» **Exercise task**: Find the lines with "JSON" in them and copy them out.

» **Data to process**:
────────────────
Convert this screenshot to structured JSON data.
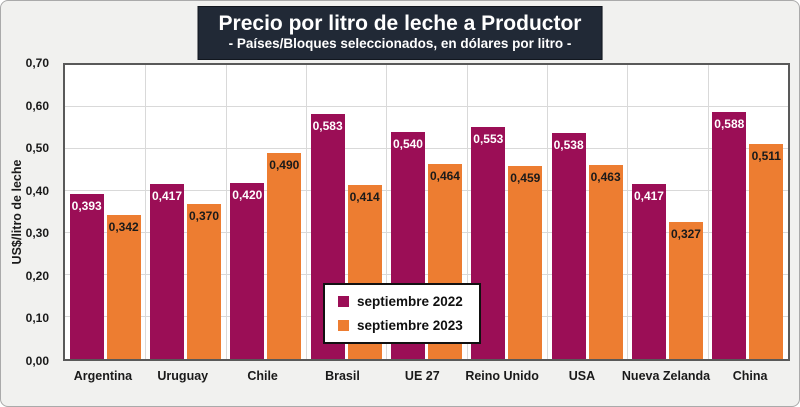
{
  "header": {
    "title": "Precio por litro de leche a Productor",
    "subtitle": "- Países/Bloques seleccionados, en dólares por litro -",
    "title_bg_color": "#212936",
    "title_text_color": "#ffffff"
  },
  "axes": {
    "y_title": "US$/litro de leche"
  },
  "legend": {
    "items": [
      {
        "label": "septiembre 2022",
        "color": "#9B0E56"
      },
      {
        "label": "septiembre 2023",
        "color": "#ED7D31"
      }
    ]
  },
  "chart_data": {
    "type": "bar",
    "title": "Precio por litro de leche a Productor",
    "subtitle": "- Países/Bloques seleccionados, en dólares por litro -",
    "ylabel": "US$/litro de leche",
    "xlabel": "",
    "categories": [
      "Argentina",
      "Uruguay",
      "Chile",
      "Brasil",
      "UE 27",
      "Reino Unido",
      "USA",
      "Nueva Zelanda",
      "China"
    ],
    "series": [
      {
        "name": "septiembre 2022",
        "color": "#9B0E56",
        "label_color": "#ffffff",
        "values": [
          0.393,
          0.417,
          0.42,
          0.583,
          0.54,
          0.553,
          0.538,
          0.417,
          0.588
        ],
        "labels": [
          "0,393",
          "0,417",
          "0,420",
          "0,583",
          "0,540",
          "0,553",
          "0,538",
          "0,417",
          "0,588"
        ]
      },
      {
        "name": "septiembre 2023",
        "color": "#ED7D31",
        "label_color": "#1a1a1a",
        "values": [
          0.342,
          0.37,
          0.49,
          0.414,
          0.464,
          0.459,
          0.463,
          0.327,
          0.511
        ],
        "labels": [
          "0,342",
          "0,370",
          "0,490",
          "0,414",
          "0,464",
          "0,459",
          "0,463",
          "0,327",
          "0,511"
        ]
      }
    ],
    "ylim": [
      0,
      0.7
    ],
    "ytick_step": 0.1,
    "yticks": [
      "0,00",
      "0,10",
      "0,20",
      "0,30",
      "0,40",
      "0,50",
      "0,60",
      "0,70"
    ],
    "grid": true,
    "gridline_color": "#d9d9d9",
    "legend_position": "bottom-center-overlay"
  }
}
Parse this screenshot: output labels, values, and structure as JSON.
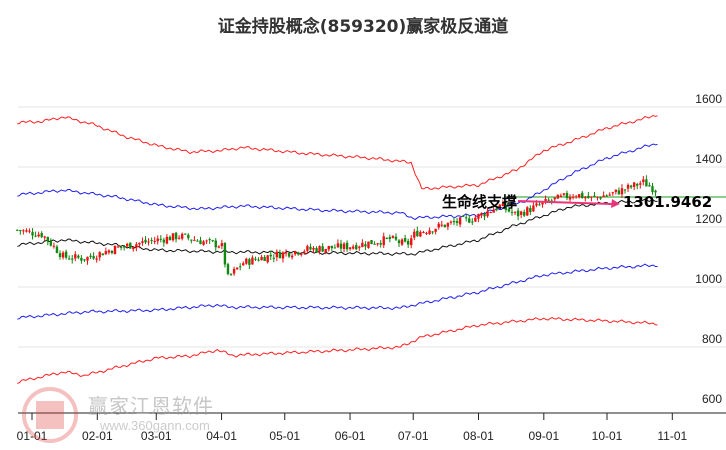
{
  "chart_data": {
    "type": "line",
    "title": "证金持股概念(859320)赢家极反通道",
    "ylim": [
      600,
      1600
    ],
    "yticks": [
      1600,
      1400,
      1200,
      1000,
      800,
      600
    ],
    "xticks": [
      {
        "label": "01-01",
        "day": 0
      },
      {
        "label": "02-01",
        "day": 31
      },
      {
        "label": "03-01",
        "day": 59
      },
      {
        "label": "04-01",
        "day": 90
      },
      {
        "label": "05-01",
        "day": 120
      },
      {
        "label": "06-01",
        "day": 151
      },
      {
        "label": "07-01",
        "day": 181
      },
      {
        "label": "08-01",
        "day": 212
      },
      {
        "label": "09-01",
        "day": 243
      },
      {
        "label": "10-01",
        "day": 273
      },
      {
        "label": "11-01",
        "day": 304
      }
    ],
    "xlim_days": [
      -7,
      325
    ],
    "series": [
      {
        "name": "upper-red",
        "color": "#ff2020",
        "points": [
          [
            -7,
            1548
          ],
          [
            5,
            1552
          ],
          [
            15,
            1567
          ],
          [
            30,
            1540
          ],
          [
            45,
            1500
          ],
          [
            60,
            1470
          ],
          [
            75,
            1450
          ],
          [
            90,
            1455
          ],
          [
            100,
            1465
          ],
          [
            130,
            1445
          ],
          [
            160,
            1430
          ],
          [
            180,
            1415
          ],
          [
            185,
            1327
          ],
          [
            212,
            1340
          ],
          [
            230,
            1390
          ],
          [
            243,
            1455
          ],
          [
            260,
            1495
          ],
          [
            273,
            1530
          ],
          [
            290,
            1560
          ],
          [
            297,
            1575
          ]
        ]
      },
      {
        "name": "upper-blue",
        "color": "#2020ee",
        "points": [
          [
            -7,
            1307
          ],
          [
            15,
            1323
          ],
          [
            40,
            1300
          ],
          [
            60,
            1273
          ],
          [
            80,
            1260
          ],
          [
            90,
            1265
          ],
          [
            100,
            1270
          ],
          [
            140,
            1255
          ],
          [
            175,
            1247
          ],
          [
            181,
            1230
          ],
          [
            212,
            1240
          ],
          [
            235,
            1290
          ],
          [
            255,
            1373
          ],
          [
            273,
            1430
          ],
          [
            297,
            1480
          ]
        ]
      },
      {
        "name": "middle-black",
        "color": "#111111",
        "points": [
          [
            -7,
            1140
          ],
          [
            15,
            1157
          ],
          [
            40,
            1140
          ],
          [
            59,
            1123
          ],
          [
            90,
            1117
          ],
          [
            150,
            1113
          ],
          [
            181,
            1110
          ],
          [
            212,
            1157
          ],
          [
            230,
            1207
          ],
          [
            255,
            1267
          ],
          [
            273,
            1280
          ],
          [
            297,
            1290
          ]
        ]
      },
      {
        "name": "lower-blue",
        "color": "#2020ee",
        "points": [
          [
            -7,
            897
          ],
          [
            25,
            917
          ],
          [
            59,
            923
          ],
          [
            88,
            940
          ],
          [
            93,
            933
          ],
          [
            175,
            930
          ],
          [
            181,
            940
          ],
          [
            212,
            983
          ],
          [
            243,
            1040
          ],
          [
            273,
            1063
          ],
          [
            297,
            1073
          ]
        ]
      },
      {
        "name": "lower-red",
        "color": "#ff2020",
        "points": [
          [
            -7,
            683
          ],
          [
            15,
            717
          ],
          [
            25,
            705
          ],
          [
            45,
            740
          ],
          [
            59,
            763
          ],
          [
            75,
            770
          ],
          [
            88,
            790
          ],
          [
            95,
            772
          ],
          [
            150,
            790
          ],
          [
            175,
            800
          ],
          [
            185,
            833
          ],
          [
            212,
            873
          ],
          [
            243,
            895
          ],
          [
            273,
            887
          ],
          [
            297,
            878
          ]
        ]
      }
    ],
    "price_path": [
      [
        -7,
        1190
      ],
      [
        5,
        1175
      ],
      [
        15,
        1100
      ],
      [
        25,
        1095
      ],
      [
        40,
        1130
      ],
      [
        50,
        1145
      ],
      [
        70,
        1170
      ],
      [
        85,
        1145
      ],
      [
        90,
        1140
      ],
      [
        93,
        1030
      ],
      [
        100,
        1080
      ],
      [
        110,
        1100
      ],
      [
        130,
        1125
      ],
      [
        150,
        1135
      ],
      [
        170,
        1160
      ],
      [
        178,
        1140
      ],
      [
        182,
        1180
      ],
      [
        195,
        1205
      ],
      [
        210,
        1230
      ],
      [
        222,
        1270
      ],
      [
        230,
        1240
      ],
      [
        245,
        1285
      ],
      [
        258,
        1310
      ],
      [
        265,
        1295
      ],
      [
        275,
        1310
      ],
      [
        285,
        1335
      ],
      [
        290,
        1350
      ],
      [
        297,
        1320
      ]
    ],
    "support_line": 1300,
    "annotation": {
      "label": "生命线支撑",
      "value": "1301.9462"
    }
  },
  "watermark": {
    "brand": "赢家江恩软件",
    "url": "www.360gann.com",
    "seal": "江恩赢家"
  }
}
────────────────
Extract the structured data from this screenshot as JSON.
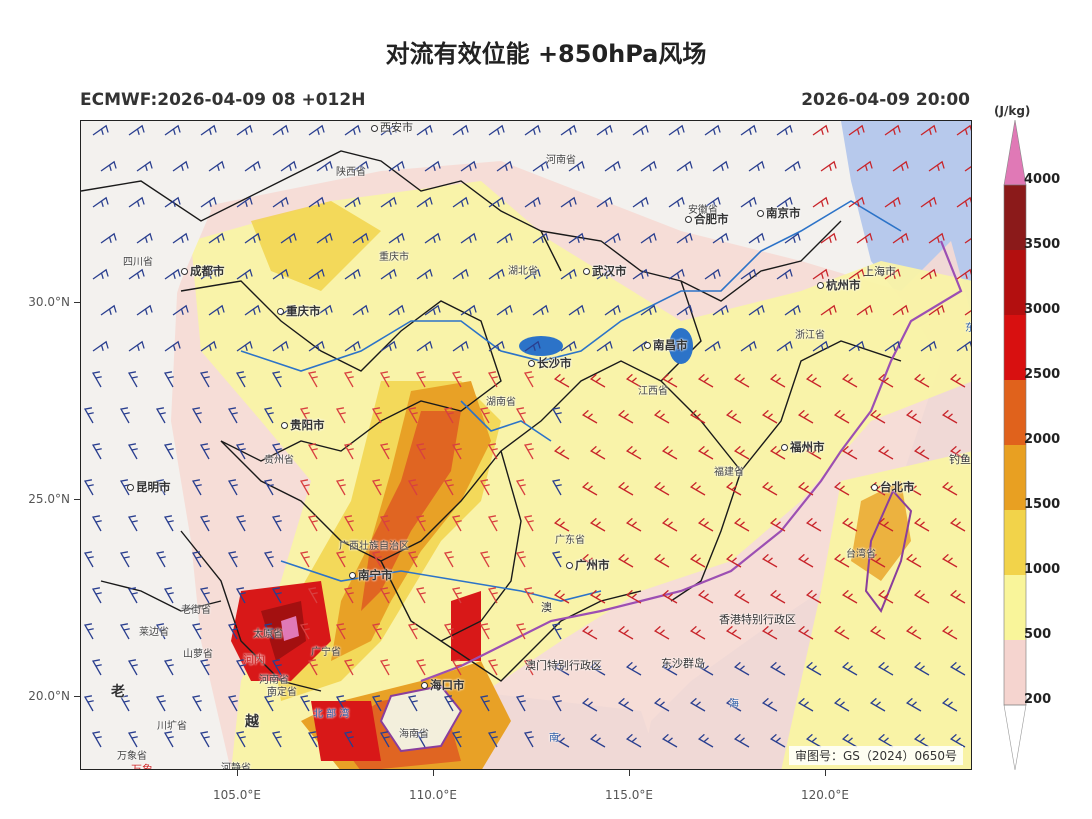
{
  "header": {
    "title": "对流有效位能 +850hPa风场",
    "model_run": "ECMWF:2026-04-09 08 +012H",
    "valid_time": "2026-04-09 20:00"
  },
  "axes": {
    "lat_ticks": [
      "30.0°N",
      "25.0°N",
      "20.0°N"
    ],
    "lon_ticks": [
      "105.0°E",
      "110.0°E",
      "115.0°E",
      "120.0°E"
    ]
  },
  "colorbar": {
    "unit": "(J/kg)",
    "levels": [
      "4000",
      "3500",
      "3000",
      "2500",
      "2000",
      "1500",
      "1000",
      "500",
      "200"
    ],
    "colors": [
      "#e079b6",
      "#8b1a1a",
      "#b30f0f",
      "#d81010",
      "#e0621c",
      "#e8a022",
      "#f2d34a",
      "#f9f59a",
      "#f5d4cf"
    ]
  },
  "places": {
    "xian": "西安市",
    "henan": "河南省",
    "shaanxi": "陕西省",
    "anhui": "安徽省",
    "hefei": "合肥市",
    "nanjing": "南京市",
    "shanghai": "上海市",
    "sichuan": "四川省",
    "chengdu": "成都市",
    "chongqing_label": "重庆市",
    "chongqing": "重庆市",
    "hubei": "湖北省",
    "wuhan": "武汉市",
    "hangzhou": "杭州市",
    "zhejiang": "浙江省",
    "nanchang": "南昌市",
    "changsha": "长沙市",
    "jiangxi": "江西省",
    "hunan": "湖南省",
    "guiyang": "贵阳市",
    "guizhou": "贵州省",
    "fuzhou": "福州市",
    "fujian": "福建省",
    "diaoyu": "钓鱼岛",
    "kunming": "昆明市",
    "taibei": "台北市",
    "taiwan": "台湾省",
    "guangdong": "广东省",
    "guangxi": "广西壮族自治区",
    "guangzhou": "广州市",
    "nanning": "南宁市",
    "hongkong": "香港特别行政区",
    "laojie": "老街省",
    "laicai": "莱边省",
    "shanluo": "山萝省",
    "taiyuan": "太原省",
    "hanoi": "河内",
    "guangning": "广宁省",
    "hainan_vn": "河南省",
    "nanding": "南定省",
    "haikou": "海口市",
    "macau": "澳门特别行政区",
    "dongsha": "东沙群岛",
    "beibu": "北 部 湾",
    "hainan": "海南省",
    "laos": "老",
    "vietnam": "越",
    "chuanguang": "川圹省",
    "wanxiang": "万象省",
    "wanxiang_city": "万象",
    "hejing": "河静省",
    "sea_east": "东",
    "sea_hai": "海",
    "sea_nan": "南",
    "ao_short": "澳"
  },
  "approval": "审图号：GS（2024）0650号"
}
────────────────
» **Full response**:
Convert this screenshot to structured JSON data.
Parse this screenshot: output labels, values, and structure as JSON.
Extract the structured data from this screenshot as JSON.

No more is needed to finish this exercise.